**THE REQUEST:** Leave out the images; return the rest of the data exactly.

**DATASET RECORDS:**
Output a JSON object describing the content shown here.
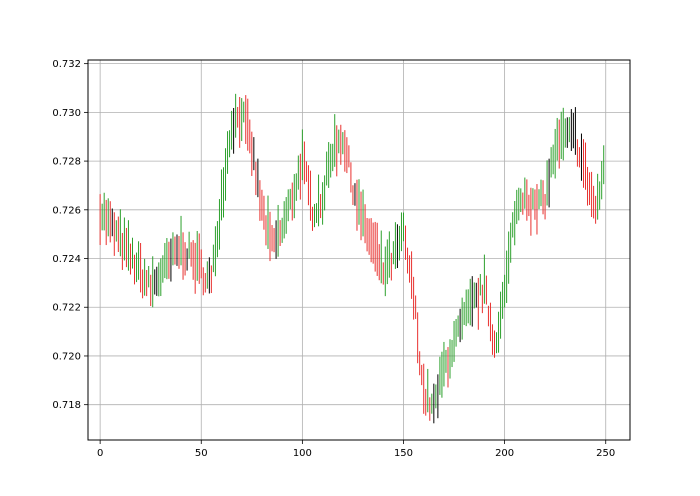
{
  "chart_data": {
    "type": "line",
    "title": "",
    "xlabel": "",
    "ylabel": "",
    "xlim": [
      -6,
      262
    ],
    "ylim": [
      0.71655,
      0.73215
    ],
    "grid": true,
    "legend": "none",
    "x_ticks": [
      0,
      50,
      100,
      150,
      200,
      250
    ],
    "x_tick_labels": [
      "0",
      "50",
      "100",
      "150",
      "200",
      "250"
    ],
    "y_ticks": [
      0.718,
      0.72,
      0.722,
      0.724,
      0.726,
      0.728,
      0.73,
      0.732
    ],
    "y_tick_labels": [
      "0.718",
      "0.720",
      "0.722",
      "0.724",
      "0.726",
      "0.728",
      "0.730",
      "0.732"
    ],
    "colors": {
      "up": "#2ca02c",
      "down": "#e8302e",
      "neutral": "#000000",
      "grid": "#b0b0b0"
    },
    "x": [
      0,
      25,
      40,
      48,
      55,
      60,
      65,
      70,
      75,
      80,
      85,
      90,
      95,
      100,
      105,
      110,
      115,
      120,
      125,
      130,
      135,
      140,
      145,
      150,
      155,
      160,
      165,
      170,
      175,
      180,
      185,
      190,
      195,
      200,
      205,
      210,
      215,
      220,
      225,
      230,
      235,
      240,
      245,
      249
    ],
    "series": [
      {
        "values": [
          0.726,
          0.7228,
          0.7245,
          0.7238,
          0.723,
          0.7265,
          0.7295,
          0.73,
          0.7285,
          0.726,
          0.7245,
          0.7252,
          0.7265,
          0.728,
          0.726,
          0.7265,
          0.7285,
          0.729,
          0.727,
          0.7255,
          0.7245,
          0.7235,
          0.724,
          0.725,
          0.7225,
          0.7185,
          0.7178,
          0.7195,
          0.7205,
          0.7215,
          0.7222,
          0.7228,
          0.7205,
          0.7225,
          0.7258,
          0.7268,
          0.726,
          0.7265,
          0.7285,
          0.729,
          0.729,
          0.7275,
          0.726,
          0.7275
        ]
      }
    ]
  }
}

**FULL ANSWER:**
Output a JSON object describing the content shown here.
{
  "chart_data": {
    "type": "line",
    "title": "",
    "xlabel": "",
    "ylabel": "",
    "xlim": [
      -6,
      262
    ],
    "ylim": [
      0.71655,
      0.73215
    ],
    "grid": true,
    "legend": "none",
    "x_ticks": [
      0,
      50,
      100,
      150,
      200,
      250
    ],
    "x_tick_labels": [
      "0",
      "50",
      "100",
      "150",
      "200",
      "250"
    ],
    "y_ticks": [
      0.718,
      0.72,
      0.722,
      0.724,
      0.726,
      0.728,
      0.73,
      0.732
    ],
    "y_tick_labels": [
      "0.718",
      "0.720",
      "0.722",
      "0.724",
      "0.726",
      "0.728",
      "0.730",
      "0.732"
    ],
    "colors": {
      "up": "#2ca02c",
      "down": "#e8302e",
      "neutral": "#000000",
      "grid": "#b0b0b0"
    },
    "x": [
      0,
      25,
      40,
      48,
      55,
      60,
      65,
      70,
      75,
      80,
      85,
      90,
      95,
      100,
      105,
      110,
      115,
      120,
      125,
      130,
      135,
      140,
      145,
      150,
      155,
      160,
      165,
      170,
      175,
      180,
      185,
      190,
      195,
      200,
      205,
      210,
      215,
      220,
      225,
      230,
      235,
      240,
      245,
      249
    ],
    "series": [
      {
        "values": [
          0.726,
          0.7228,
          0.7245,
          0.7238,
          0.723,
          0.7265,
          0.7295,
          0.73,
          0.7285,
          0.726,
          0.7245,
          0.7252,
          0.7265,
          0.728,
          0.726,
          0.7265,
          0.7285,
          0.729,
          0.727,
          0.7255,
          0.7245,
          0.7235,
          0.724,
          0.725,
          0.7225,
          0.7185,
          0.7178,
          0.7195,
          0.7205,
          0.7215,
          0.7222,
          0.7228,
          0.7205,
          0.7225,
          0.7258,
          0.7268,
          0.726,
          0.7265,
          0.7285,
          0.729,
          0.729,
          0.7275,
          0.726,
          0.7275
        ]
      }
    ]
  }
}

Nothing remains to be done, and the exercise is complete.